EXERCISE = Work through the records below and tally every line containing "Australia". Reply with the total alone.

GIVEN RECORDS =
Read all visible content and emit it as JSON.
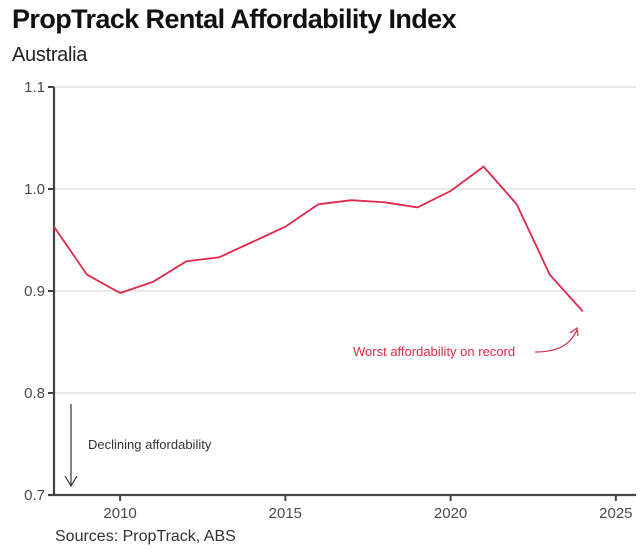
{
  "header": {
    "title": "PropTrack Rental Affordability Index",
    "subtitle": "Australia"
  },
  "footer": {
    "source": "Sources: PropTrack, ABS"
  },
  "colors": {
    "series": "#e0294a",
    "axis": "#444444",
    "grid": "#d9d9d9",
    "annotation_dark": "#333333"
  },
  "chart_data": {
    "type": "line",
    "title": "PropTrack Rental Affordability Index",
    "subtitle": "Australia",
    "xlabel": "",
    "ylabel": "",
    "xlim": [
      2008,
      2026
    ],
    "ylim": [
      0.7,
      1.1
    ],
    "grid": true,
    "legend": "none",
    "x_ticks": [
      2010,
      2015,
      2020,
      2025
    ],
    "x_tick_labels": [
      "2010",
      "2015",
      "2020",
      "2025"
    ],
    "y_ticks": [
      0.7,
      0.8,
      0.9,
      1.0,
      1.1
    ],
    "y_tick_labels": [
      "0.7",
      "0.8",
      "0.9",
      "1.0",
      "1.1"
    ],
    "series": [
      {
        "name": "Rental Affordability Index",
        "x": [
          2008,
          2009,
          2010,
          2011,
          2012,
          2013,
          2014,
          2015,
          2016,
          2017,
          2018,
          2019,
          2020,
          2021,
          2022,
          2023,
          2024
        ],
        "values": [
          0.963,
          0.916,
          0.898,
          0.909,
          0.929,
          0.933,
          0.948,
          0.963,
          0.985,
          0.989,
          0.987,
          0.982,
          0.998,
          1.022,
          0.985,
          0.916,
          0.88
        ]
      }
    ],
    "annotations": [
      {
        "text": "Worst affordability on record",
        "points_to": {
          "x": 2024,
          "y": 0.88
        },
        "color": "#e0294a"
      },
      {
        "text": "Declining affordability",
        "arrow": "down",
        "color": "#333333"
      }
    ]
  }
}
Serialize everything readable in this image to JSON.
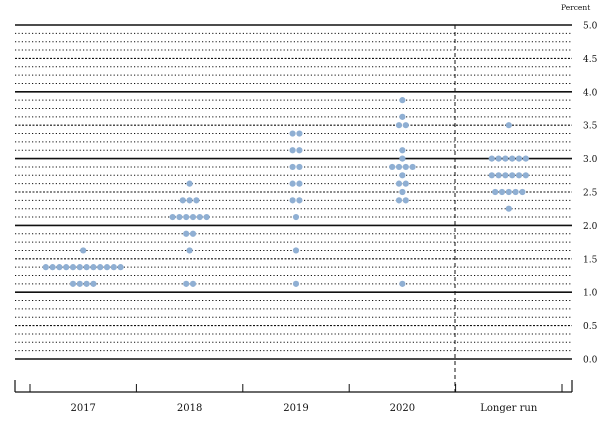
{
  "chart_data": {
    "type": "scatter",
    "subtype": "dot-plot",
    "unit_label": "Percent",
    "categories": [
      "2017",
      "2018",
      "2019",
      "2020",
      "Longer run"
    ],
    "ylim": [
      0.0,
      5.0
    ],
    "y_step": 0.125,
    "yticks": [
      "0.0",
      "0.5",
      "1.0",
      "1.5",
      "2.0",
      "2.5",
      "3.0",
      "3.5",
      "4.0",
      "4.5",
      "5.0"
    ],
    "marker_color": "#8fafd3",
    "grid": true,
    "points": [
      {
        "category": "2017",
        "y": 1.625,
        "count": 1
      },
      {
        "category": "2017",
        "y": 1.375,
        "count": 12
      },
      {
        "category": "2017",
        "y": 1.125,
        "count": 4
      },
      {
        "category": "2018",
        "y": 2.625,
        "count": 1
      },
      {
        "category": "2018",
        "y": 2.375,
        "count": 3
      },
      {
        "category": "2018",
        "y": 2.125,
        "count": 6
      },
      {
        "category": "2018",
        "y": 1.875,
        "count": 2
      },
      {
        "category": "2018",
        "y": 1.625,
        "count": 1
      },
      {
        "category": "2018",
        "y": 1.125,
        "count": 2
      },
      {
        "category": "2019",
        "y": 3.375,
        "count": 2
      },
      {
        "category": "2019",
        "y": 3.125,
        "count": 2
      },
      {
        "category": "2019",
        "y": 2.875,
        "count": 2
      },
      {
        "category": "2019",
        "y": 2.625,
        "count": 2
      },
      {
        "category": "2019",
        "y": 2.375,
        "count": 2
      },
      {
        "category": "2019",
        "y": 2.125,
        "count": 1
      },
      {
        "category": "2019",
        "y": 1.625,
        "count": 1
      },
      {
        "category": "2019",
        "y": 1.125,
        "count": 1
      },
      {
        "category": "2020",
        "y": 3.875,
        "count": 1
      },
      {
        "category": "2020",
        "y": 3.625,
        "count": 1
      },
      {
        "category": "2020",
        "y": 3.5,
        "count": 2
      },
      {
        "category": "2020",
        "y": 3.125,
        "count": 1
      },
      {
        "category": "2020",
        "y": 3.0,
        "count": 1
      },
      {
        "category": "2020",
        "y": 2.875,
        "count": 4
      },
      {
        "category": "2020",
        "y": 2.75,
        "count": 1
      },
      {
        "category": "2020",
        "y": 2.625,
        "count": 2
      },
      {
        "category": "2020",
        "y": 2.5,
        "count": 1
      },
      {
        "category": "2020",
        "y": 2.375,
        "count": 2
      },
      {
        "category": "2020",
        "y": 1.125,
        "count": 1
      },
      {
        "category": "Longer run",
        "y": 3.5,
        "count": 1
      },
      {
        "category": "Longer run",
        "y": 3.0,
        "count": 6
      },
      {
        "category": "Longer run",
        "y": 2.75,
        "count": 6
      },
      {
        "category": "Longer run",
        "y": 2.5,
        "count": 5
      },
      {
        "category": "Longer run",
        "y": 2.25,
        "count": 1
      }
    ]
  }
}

==

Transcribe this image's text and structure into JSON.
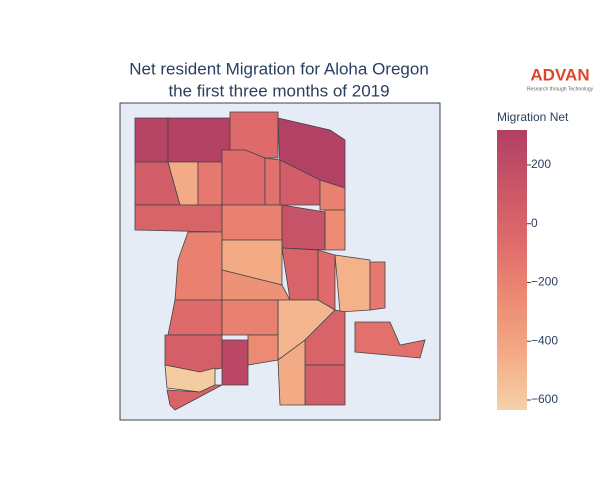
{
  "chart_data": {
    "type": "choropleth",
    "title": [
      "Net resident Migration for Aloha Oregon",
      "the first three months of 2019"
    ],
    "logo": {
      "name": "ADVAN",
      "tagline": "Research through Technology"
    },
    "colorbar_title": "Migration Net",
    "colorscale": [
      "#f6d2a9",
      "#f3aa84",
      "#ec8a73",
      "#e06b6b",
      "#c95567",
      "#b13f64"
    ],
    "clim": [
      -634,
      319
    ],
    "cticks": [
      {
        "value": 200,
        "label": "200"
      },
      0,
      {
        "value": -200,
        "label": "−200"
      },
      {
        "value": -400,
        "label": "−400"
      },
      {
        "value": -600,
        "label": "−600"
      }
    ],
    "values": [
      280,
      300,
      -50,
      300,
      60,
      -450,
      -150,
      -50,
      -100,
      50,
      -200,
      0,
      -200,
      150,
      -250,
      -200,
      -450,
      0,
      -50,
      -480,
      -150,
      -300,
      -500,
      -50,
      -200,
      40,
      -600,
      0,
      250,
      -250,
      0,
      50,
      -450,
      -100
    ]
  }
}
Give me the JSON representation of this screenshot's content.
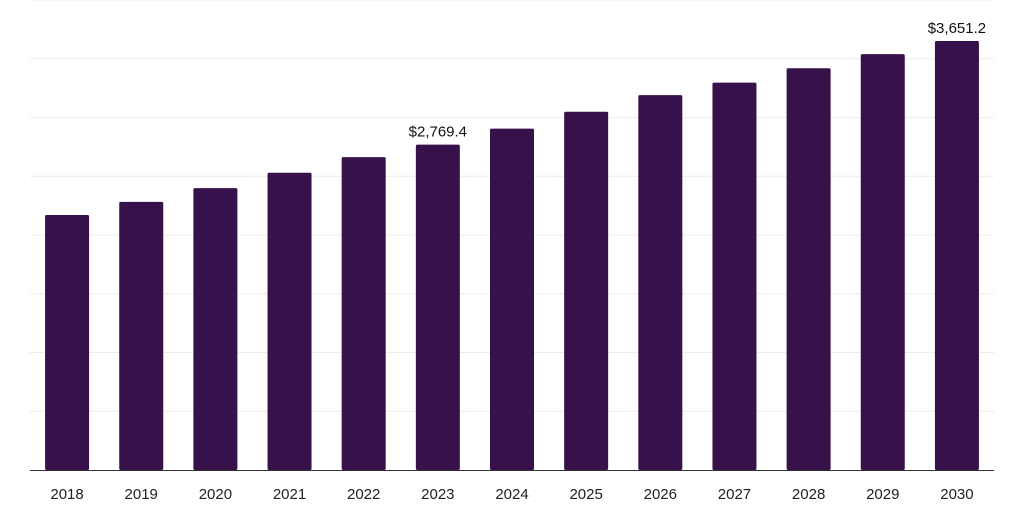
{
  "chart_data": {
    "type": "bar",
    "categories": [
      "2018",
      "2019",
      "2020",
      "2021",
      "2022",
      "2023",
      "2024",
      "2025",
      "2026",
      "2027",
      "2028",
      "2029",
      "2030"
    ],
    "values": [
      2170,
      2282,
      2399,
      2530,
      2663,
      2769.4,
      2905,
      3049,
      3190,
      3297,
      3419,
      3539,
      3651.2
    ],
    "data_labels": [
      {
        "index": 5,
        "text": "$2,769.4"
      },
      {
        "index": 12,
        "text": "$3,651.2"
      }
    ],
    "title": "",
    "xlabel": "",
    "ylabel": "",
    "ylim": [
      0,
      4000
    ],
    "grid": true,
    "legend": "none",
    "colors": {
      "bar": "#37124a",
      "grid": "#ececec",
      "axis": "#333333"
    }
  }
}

TASK RESULT = 2